EXERCISE OBJECTIVE: Go through the listing and set it down exactly, leaving out its pictures.

───── RECORD EXCERPTS

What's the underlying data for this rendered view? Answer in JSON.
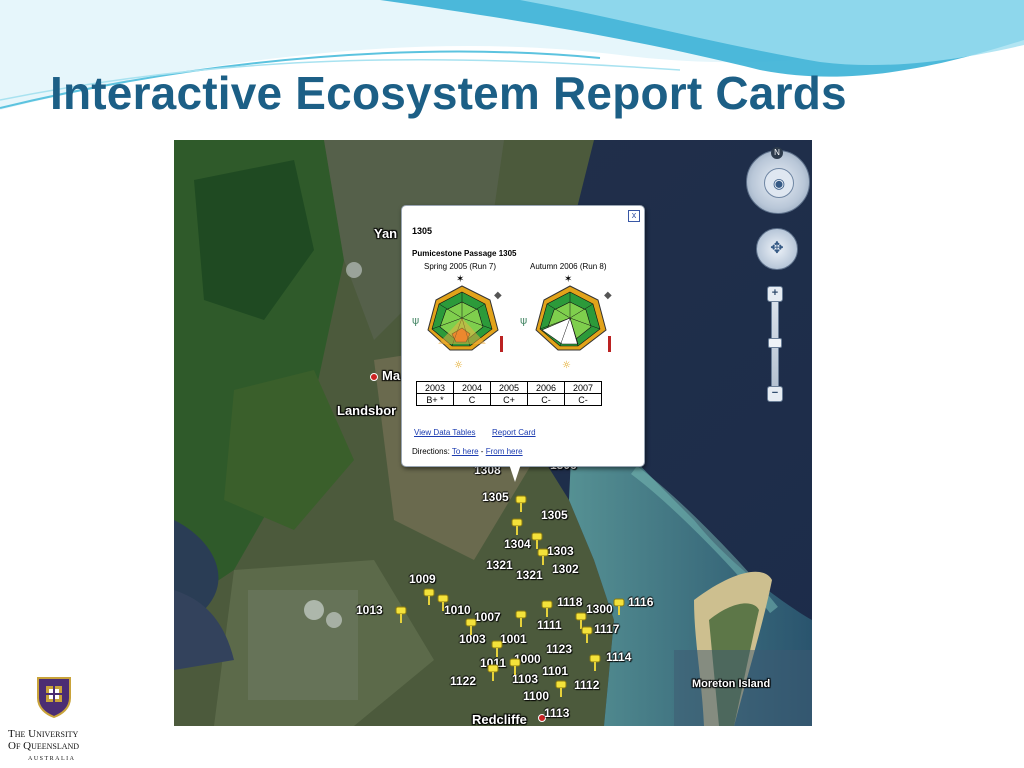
{
  "slide": {
    "title": "Interactive Ecosystem Report Cards"
  },
  "colors": {
    "title": "#1c5f86",
    "swoosh": "#3ab1d6",
    "link": "#1c3cb0"
  },
  "map": {
    "places": [
      "Yan",
      "Ma",
      "Landsbor",
      "Moreton Island",
      "Redcliffe"
    ],
    "sites": [
      "1308",
      "1305",
      "1305",
      "1304",
      "1303",
      "1321",
      "1321",
      "1302",
      "1009",
      "1013",
      "1010",
      "1007",
      "1118",
      "1300",
      "1116",
      "1111",
      "1117",
      "1003",
      "1001",
      "1123",
      "1114",
      "1011",
      "1000",
      "1101",
      "1122",
      "1103",
      "1112",
      "1100",
      "1113",
      "1306"
    ],
    "controls": {
      "north": "N"
    }
  },
  "popup": {
    "id": "1305",
    "title": "Pumicestone Passage 1305",
    "run_left": "Spring 2005 (Run 7)",
    "run_right": "Autumn 2006 (Run 8)",
    "grades": {
      "years": [
        "2003",
        "2004",
        "2005",
        "2006",
        "2007"
      ],
      "values": [
        "B+ *",
        "C",
        "C+",
        "C-",
        "C-"
      ]
    },
    "links": {
      "view_data": "View Data Tables",
      "report_card": "Report Card",
      "to_here": "To here",
      "from_here": "From here"
    },
    "directions_label": "Directions:",
    "separator": "-",
    "close": "x"
  },
  "logo": {
    "line1": "The University",
    "line2": "Of Queensland",
    "line3": "AUSTRALIA"
  }
}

──────────

REPLY:
What's the underlying data for this rendered view? Answer in JSON.
{
  "slide": {
    "title": "Interactive Ecosystem Report Cards"
  },
  "colors": {
    "title": "#1c5f86",
    "swoosh": "#3ab1d6",
    "link": "#1c3cb0"
  },
  "map": {
    "places": [
      "Yan",
      "Ma",
      "Landsbor",
      "Moreton Island",
      "Redcliffe"
    ],
    "sites": [
      "1308",
      "1305",
      "1305",
      "1304",
      "1303",
      "1321",
      "1321",
      "1302",
      "1009",
      "1013",
      "1010",
      "1007",
      "1118",
      "1300",
      "1116",
      "1111",
      "1117",
      "1003",
      "1001",
      "1123",
      "1114",
      "1011",
      "1000",
      "1101",
      "1122",
      "1103",
      "1112",
      "1100",
      "1113",
      "1306"
    ],
    "controls": {
      "north": "N"
    }
  },
  "popup": {
    "id": "1305",
    "title": "Pumicestone Passage 1305",
    "run_left": "Spring 2005 (Run 7)",
    "run_right": "Autumn 2006 (Run 8)",
    "grades": {
      "years": [
        "2003",
        "2004",
        "2005",
        "2006",
        "2007"
      ],
      "values": [
        "B+ *",
        "C",
        "C+",
        "C-",
        "C-"
      ]
    },
    "links": {
      "view_data": "View Data Tables",
      "report_card": "Report Card",
      "to_here": "To here",
      "from_here": "From here"
    },
    "directions_label": "Directions:",
    "separator": "-",
    "close": "x"
  },
  "logo": {
    "line1": "The University",
    "line2": "Of Queensland",
    "line3": "AUSTRALIA"
  }
}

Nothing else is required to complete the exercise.